Desde o fim da União Soviética, os Estados têm optado pelo modelo econômico liberal, diminuindo sua participação na economia, principalmente através das privatizações de suas empresas públicas. A ascensão das economias emergentes – os BRICS – somada a crise de 2008, colocou esse movimento em xeque. As intervenções governamentais na economia cresceram muito após a crise, e essa tem sido a prática mais comum tanto para desenvolvidos quanto para emergentes. Contudo, no segundo caso, o fato de suas economias terem se consolidado sob um modelo de state capitalism torna ainda mais fundamental a intervenção do Estado na economia.

YPF, subsidiária da espanhola Repsol, foi expropriada pelo governo de Cristina Kirchner

É nesse contexto que, na semana passada, a Argentina decidiu nacionalizar a YPF, petrolífera subsidiária da espanhola Repsol no país. Em geral, expropriações são facilitadas por questões primordiais do sistema internacional político e pela economia mundial. A primeira é a própria soberania dos países; sem uma autoridade supranacional capaz de impor regras e aplicá-las, as nações são sempre a maior autoridade no que diz respeito a suas vontades e interesses. A segunda questão é de cunho econômico; a atual onda de alta nos preços de commodities torna economicamente atraente a nacionalização de determinados setores da economia, e transformá-los em instrumentos de política interna e externa. Não por acaso, boa parte das gigantes petrolíferas hoje pertencem a governos, como a Saudi Aramco (Arábia Saudita), a CNOOC (China) ou a própria Petrobrás.

━━━

CONJUNTO DE TAREFAS:
1. Responda com base no texto sobre a nacionalização da YPF:
(a) Que evento, somado à ascensão dos BRICS, colocou em xeque o modelo econômico liberal?
(b) De qual empresa espanhola a YPF era subsidiária?
(c) Quais petrolíferas pertencentes a governos são citadas como exemplo?
2. Prolongue o texto sobre a nacionalização da YPF, começando logo após sua última frase.

DADOS REGISTRADOS:
━━━

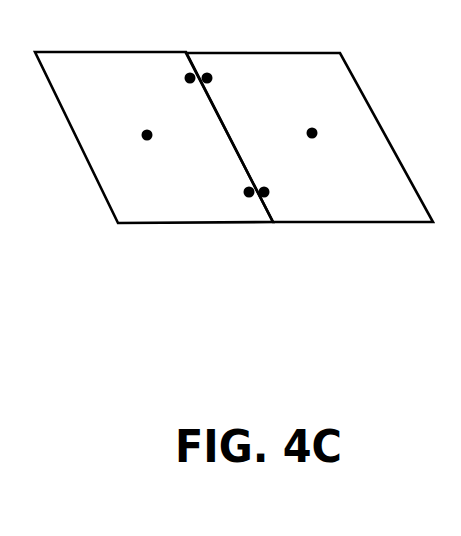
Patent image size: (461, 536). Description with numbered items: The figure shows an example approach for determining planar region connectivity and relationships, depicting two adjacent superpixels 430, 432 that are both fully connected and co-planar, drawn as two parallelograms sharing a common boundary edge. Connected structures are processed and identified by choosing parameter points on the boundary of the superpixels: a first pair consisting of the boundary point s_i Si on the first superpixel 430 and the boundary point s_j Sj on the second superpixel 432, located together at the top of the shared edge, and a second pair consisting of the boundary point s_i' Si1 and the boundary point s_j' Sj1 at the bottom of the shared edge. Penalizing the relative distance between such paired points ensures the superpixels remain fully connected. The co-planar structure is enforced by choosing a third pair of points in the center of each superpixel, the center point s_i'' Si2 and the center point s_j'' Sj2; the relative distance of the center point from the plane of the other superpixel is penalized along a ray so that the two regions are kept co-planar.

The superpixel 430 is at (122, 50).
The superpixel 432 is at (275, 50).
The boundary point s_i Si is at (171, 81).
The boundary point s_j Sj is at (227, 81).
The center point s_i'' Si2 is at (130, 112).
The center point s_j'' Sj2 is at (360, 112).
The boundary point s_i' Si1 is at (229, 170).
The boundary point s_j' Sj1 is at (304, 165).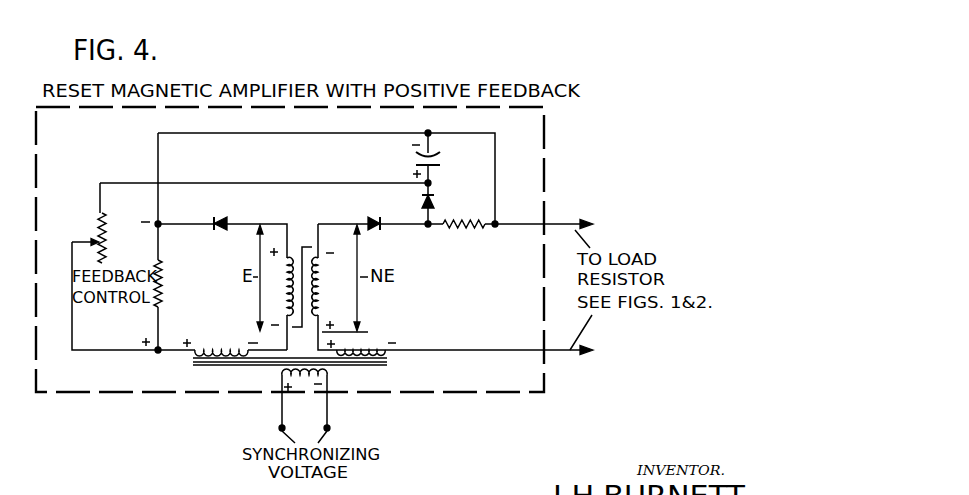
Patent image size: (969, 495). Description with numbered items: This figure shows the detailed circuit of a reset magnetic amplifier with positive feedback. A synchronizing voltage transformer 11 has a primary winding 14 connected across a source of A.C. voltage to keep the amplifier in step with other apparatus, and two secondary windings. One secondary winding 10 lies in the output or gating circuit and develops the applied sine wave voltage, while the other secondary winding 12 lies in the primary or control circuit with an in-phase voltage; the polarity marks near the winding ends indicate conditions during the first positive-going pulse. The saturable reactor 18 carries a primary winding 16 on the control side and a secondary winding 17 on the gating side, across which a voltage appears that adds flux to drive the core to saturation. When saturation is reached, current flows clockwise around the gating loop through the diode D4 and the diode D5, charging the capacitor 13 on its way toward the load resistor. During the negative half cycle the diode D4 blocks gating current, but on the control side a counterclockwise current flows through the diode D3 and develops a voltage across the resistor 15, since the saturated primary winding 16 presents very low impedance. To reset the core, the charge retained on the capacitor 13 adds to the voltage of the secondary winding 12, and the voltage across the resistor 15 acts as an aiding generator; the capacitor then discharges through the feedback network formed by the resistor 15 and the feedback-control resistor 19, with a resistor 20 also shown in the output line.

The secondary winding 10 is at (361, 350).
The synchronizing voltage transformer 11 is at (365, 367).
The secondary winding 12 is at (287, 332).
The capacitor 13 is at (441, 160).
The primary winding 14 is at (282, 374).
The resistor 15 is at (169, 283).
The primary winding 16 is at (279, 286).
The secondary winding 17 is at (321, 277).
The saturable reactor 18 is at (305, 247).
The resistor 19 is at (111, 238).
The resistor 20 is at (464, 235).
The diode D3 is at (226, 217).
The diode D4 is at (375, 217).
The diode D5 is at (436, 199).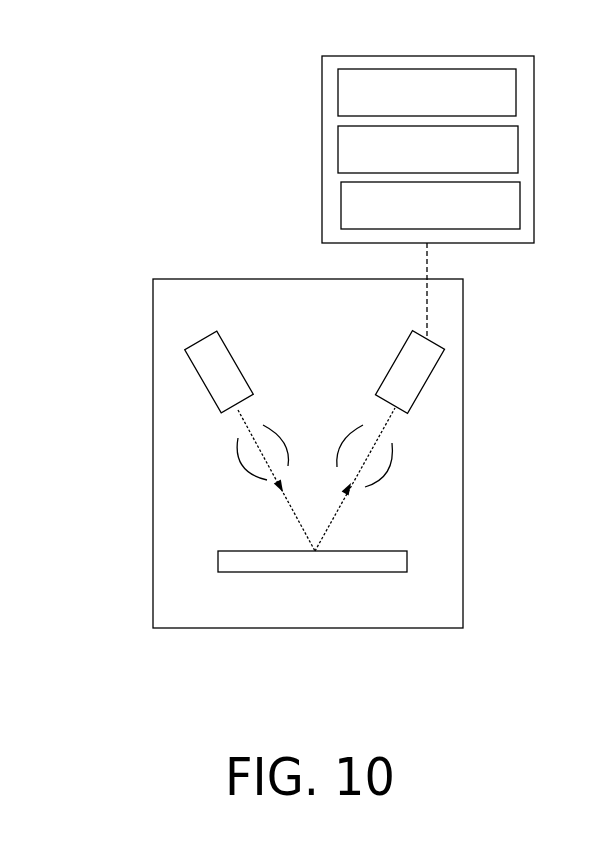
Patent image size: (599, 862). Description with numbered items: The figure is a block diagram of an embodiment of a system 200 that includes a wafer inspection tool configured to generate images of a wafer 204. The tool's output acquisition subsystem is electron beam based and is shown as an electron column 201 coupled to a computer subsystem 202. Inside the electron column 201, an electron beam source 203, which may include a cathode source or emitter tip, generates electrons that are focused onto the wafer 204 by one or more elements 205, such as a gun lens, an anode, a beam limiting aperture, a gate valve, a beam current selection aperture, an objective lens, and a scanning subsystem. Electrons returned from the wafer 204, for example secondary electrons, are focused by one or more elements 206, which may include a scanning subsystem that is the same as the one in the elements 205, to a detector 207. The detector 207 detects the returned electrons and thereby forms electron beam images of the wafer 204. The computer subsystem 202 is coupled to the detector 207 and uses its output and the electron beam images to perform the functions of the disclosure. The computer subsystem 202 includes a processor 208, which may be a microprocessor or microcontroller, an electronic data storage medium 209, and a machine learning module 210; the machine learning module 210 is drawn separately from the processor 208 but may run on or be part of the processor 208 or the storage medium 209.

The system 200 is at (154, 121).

━━━

RESPOSTAS POR TAREFA:
1.
(a) A crise de 2008.
(b) Da Repsol.
(c) A Saudi Aramco (Arábia Saudita), a CNOOC (China) e a Petrobrás.

2.
Para empresas e governos, o ideal é antever e se prevenir quanto a ações de nacionalização. A ação de expropriar a propriedade de determinada empresa pode ser baseada em diferentes motivações e ocorrer de formas distintas. O caso da YPF elucida dois fatores importantes como motivação para tal ação: ideologia e nacionalismo.

O nacionalismo é um fator crucial nas expropriações. Normalmente utilizado por governos quando países passam por momentos de crise doméstica, uma de suas ferramentas é encontrar um “culpado” externo para justificar falhas internas. Desta forma, nacionalizar ativos de estrangeiros em setores de valor, normalmente commodities, se traduz, politicamente, em um momento de orgulho nacional e uma forma de angariar apoio da população ao governo. Da mesma forma, esses setores estratégicos também servem de fonte de renda para financiar políticas populistas.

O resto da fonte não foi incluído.